WHAT IS NEEDED
Show all lines holding the string "SEKARANG".

----- DATA FOR THE TASK -----

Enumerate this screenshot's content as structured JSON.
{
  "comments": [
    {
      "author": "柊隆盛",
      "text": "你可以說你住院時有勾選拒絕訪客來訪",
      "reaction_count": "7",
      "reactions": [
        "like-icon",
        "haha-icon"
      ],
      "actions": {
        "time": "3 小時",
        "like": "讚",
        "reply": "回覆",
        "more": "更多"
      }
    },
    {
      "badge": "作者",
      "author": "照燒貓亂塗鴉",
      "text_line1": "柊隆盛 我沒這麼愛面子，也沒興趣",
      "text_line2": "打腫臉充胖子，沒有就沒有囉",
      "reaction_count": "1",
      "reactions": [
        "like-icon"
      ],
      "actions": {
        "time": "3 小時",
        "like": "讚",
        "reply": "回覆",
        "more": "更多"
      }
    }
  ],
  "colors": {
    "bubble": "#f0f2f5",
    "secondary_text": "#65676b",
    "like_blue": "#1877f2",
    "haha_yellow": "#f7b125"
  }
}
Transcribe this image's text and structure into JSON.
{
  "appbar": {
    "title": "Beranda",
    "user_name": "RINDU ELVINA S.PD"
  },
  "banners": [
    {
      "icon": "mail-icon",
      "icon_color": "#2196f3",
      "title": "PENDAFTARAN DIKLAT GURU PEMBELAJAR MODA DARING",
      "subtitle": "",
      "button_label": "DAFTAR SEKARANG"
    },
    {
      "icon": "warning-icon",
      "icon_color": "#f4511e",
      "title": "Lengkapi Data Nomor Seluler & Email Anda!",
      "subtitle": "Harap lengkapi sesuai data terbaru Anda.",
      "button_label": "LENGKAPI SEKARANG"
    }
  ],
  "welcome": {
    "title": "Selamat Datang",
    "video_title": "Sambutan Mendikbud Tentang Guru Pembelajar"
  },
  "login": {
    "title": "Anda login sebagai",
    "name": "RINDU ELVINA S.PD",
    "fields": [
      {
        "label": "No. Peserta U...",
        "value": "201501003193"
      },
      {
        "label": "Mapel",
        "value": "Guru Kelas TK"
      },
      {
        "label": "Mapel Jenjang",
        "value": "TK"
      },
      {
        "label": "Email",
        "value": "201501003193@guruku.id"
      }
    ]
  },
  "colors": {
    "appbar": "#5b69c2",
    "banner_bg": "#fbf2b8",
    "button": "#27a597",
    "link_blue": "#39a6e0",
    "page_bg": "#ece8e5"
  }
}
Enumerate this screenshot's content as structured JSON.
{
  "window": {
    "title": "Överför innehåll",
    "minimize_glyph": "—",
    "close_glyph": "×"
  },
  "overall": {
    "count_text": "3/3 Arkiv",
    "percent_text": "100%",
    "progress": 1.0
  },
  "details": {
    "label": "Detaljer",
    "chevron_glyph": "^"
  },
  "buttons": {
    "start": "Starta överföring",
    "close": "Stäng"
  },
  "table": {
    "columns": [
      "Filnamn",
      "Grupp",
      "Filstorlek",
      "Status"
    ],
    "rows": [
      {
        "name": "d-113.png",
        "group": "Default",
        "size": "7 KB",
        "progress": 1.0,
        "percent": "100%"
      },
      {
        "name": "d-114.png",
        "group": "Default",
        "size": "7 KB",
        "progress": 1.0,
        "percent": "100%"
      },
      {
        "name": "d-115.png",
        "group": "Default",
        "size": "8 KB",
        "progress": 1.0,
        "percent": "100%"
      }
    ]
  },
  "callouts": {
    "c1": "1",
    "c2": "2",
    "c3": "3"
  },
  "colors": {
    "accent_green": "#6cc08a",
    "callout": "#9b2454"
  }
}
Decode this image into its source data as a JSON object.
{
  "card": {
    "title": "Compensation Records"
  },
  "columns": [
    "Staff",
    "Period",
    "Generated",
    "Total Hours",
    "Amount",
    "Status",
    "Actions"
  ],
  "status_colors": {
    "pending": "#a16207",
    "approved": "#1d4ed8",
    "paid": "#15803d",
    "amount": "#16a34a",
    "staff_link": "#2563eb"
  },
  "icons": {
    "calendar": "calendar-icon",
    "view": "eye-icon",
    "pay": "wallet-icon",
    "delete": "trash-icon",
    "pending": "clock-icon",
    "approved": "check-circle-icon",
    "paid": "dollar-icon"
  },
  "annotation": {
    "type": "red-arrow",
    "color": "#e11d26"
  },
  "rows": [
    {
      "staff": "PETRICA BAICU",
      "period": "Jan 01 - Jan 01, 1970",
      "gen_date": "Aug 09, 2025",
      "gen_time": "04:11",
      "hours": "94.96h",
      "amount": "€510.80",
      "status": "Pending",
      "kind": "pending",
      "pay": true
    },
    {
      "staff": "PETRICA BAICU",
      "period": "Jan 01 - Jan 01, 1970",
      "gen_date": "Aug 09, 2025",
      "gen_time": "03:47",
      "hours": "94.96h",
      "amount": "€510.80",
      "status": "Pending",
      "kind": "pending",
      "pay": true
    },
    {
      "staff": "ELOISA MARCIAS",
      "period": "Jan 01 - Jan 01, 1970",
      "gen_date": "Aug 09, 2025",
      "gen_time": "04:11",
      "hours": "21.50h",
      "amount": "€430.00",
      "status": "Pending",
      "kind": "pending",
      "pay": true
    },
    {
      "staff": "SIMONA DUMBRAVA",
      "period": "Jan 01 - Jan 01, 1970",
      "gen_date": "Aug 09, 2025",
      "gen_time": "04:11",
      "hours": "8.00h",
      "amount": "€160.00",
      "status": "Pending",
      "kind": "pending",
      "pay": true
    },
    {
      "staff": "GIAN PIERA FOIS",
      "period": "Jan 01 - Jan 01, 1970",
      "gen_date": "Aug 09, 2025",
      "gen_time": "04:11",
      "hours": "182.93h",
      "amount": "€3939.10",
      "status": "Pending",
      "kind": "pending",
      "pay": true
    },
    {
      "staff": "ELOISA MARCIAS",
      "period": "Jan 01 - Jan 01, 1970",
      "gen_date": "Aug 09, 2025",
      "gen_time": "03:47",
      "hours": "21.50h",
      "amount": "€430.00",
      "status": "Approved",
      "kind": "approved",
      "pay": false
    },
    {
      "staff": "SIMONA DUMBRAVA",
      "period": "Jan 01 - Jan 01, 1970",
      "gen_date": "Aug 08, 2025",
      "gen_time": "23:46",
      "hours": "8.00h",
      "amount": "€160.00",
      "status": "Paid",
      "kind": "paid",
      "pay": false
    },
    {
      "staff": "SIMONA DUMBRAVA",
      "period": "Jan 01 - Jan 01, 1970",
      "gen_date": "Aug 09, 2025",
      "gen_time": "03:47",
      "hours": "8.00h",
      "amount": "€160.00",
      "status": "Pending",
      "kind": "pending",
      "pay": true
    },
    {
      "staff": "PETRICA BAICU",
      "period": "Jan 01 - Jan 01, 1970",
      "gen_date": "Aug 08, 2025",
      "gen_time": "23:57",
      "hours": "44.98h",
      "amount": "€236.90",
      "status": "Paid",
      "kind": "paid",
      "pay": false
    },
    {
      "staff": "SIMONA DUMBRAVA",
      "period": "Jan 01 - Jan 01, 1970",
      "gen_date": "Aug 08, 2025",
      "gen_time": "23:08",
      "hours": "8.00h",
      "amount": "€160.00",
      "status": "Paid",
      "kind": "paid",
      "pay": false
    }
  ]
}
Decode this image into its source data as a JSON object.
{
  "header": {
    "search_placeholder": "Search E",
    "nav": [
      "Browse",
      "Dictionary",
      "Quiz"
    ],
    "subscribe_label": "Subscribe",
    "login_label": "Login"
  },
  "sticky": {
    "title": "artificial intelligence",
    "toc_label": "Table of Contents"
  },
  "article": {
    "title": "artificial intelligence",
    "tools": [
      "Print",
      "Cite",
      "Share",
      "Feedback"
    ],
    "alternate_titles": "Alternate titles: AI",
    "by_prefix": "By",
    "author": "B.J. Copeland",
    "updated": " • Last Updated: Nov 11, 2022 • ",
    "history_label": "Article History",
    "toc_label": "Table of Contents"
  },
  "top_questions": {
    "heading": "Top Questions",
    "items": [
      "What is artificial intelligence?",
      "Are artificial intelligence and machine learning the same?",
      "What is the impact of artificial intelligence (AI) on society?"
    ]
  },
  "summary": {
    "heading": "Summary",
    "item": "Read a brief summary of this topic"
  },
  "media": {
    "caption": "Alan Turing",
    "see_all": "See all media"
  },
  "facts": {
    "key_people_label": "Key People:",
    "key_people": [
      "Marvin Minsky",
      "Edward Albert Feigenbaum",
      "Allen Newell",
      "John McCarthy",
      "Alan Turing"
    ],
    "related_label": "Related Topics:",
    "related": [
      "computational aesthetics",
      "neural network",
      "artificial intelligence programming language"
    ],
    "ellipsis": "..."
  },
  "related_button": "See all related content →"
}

-----

WRITTEN SOLUTION
      "button_label": "DAFTAR SEKARANG"
      "button_label": "LENGKAPI SEKARANG"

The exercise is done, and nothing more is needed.